§ Text passage
● ● ●

Women are sometimes viewed as civilized and "effete" -- a word that simultaneously conjures the feminine and faggy, and the decadent and over-civilized -- dependent on men, safer and protected in the home and civilization, helpless in nature or the rough wild. In such depictions, men may be depicted as strong, protective, more knowledgeable, more worldly-wise, more at home in nature, and so on.

On the other hand, there is a long tradition of viewing women as more primal, more in touch with nature -- in Christianity, that might mean more in touch with "sin", and less godly or divine or spiritual; less intellectual and logical, and more intuitive; women's menstrual cycles "with the moon" might be emphasized, or a "feminine spirituality" that is in harmony with nature, etc.

Given the fractious history of gendering various attributes relating to nature and wilderness on the one hand, and civilization and humanity on the other hand, it is not surprising that feminists have also deployed such themes and explored the possible connections.

Ecofeminist works have considered civilization in light of environmental destruction, often tying civilization to patriarchy, violence, and environmental destruction, and juxtaposing pacifism, feminism, and/or sustainable lifestyles. Sheri Tepper is often considered an ecofeminist writer; Sally Miller Gearhart's The Wanderground is a classic feminist SF exposition of this view, and Starhawk's The Fifth Sacred Thing follows in this vein. In Gearhart and Starhawk, women's spirituality is tied to New Age spirituality and paganism.

● ● ●

§ Material
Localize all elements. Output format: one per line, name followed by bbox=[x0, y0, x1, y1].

● ● ●

§ What you have to do
Duplicate the passage on gender and nature, beginning at the words "On the other hand, there" and stopping after "the possible connections.".

§ Response to the task
On the other hand, there is a long tradition of viewing women as more primal, more in touch with nature -- in Christianity, that might mean more in touch with "sin", and less godly or divine or spiritual; less intellectual and logical, and more intuitive; women's menstrual cycles "with the moon" might be emphasized, or a "feminine spirituality" that is in harmony with nature, etc.

Given the fractious history of gendering various attributes relating to nature and wilderness on the one hand, and civilization and humanity on the other hand, it is not surprising that feminists have also deployed such themes and explored the possible connections.